→ **VORLIEGENDER TEXT**:
Zuletzt hatte Veronika dann in Moskau gelebt und sich freiwillig zum Krieg gegen die Ukraine gemeldet (Foto). Als Kämpferin und Sanitäterin war sie an vorderster Front und wurde am 22. Oktober 24 in der Ukraine getötet. Ohne großes Aufheben wurde sie in Budjonnowsk begraben.
Im Süden der Region Perm liegt das große Dorf Barda mit etwa 10.000 Einwohnern. Es ist das Verwaltungszentrum des Bezirks Bardymsky, in dem etwa 26.000 Menschen leben. Das Dorf beherbergt verschiedene Unternehmen, Schulen aller Kategorien und auch eine Sonderschule für Kinder und Jugendliche mit geistiger Behinderung. Warum in aller Welt diese Schule sich als Justizvollzugsinternat bezeichnet, erschließt sich dem Autor nicht.
In diesem Internat ging Dinail Tachirowitsch Rangulow, geboren am 20. Juni 1990 zur Schule. Danach absovierte er eine Ausbildung zum Maler und viel mehr wird nicht über den jungen Mann berichtet.
Aber 27. August 2024 schloss der geistig behinderte Dinail einen Vertrag mit dem russischen Militär ab und wurde ins Kriegsgebiet geschickt. Nach Ansicht des Militärs taugte er als Kanonenfutter allemal. Und so kam es, dass Dinail am 4. November 24 irgendwo in der Ukraine getötet wurde. "Er hat Mut im Kampf bewiesen," lautet der Nachruf. "Und die Erinnerung an den Soldaten wird in unseren Herzen bleiben."
Es ist leider bereits der vierte Fall von jungen russischen Soldaten, die die ukrainische Gefangenschaft nicht überlebt haben. Wir haben versucht, die ersten drei Fälle etwas aufzuklären und sind an einer Mauer des Schweigens des ukrainischen Verteidigungsministeriums und auch des deutschen Außenministeriums abgeprallt. Die kritische Initiative "Asche" hat den Fall von Jewgeni Solodowtschenko, 37 Jahre aus der Region Belgorod, am 5.12.24 dokumentiert:
Jewgeni Solodowtschenko, ein Belgoroder Soldat aus der Siedlung Jakowlewo, ist in ukrainischer Gefangenschaft gestorben. Nach Angaben wurde die Leiche des 37-jährigen Solodowtschenko im Rahmen eines Leichentauschs (200 mal 200) an seine Angehörigen übergeben. Der Mann wurde am 30. Oktober in der „Allee der Helden“ in der Stadt Stroitel beigesetzt.

[Gespeicherte Einträge]
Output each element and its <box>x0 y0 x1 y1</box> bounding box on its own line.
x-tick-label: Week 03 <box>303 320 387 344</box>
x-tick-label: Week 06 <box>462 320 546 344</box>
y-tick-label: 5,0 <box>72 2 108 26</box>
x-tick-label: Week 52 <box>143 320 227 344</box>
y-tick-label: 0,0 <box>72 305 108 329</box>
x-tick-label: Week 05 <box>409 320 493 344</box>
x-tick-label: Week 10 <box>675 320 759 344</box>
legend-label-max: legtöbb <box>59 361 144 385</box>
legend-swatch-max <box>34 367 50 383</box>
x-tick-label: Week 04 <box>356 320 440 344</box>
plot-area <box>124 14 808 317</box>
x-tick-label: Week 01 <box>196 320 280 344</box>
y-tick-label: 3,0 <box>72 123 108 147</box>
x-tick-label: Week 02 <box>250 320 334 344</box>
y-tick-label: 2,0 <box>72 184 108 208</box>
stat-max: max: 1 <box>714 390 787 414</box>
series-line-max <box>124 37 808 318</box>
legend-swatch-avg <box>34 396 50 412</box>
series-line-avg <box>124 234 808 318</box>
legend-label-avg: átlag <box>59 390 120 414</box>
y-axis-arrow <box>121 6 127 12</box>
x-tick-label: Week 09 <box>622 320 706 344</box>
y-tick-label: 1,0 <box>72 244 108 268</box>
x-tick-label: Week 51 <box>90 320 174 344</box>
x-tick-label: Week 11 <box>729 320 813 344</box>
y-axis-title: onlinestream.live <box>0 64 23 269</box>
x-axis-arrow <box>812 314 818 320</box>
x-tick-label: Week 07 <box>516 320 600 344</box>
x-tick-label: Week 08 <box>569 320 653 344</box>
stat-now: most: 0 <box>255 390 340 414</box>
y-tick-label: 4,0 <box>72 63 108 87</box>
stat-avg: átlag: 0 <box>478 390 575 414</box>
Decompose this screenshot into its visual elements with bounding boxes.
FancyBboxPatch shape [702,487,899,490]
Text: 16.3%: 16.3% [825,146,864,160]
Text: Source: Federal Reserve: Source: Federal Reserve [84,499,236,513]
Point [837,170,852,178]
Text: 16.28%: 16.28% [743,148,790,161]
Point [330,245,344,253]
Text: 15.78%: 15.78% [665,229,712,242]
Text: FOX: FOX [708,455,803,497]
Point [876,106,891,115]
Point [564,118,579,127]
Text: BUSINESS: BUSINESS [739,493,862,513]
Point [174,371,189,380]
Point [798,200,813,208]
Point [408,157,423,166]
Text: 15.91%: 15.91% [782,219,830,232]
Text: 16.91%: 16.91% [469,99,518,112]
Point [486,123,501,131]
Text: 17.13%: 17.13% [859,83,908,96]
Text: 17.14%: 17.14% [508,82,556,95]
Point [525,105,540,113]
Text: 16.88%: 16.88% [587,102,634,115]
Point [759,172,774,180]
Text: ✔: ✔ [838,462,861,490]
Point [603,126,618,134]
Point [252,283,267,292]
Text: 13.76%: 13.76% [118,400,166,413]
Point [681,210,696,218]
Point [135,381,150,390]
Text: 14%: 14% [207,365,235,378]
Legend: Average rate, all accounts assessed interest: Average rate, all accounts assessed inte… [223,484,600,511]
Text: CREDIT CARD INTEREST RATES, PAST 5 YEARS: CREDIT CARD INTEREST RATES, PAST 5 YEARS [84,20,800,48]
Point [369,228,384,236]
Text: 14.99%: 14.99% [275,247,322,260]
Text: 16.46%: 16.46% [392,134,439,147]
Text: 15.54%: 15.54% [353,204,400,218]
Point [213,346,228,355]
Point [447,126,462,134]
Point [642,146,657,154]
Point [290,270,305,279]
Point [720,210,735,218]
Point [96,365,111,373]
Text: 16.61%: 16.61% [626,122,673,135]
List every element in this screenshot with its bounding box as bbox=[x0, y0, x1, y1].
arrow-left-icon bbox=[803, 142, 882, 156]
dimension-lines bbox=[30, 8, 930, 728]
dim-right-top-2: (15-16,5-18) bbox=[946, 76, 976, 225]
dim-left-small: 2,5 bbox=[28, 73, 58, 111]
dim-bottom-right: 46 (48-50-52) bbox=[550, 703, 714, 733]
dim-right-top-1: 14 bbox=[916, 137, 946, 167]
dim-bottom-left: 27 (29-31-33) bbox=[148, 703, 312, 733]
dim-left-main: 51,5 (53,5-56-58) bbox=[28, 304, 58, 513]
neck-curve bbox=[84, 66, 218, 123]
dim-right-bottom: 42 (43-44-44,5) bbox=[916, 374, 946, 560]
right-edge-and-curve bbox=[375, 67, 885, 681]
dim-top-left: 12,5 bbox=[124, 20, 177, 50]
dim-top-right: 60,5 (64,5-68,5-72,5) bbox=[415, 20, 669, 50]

→ **AUFGABENSTELLUNG**:
Wiederholen Sie aus dem vorliegenden Text den Abschnitt, der mit den Worten „Zuletzt hatte Veronika“ beginnt und nach den Worten „in Budjonnowsk begraben.“ endet. Die Zeilen sind hierfür ohne Belang.

→ **ANTWORT ZUR AUFGABE**:
Zuletzt hatte Veronika dann in Moskau gelebt und sich freiwillig zum Krieg gegen die Ukraine gemeldet (Foto). Als Kämpferin und Sanitäterin war sie an vorderster Front und wurde am 22. Oktober 24 in der Ukraine getötet. Ohne großes Aufheben wurde sie in Budjonnowsk begraben.